### SHORT EXERCISE
Exclude images, then output the remaining data verbatim.

Data excerpts
— START —
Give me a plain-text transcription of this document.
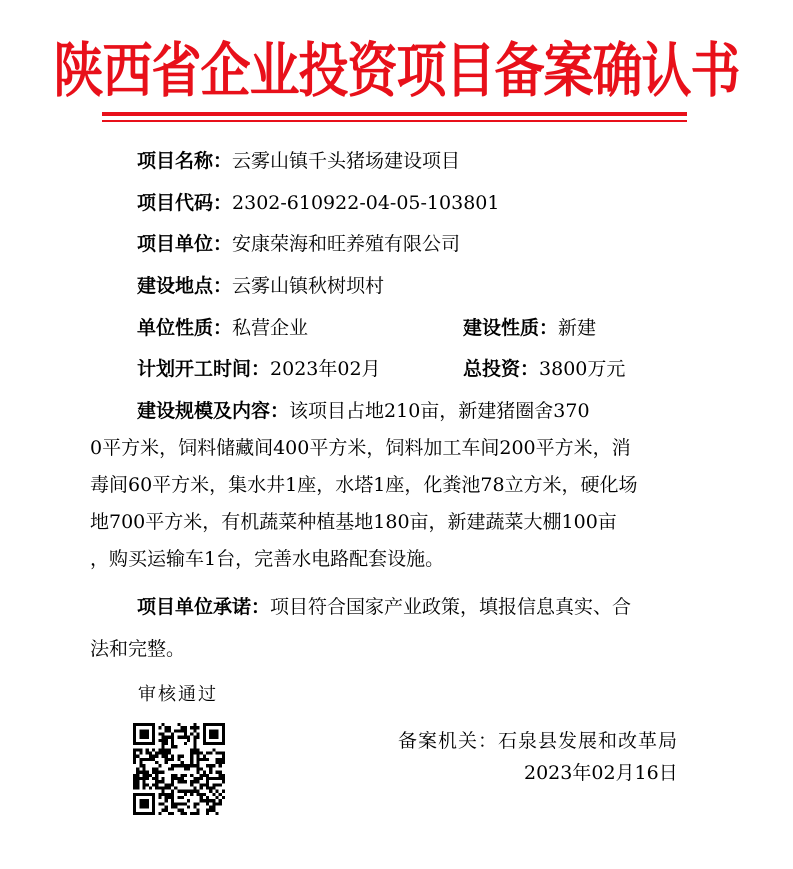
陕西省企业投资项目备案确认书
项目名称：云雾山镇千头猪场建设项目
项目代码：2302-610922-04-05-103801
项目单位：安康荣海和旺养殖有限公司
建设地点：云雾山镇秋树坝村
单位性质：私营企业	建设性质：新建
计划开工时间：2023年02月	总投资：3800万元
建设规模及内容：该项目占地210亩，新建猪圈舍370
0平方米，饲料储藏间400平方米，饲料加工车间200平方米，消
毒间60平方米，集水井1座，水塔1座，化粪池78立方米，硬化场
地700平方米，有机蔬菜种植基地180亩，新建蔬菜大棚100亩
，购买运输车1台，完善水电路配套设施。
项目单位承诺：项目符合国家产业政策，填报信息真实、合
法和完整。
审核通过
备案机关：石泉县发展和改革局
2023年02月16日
— END —
### ANSWER BELOW
Give me a plain-text transcription of this document.
陕西省企业投资项目备案确认书
项目名称：云雾山镇千头猪场建设项目
项目代码：2302-610922-04-05-103801
项目单位：安康荣海和旺养殖有限公司
建设地点：云雾山镇秋树坝村
单位性质：私营企业	建设性质：新建
计划开工时间：2023年02月	总投资：3800万元
建设规模及内容：该项目占地210亩，新建猪圈舍370
0平方米，饲料储藏间400平方米，饲料加工车间200平方米，消
毒间60平方米，集水井1座，水塔1座，化粪池78立方米，硬化场
地700平方米，有机蔬菜种植基地180亩，新建蔬菜大棚100亩
，购买运输车1台，完善水电路配套设施。
项目单位承诺：项目符合国家产业政策，填报信息真实、合
法和完整。
审核通过
备案机关：石泉县发展和改革局
2023年02月16日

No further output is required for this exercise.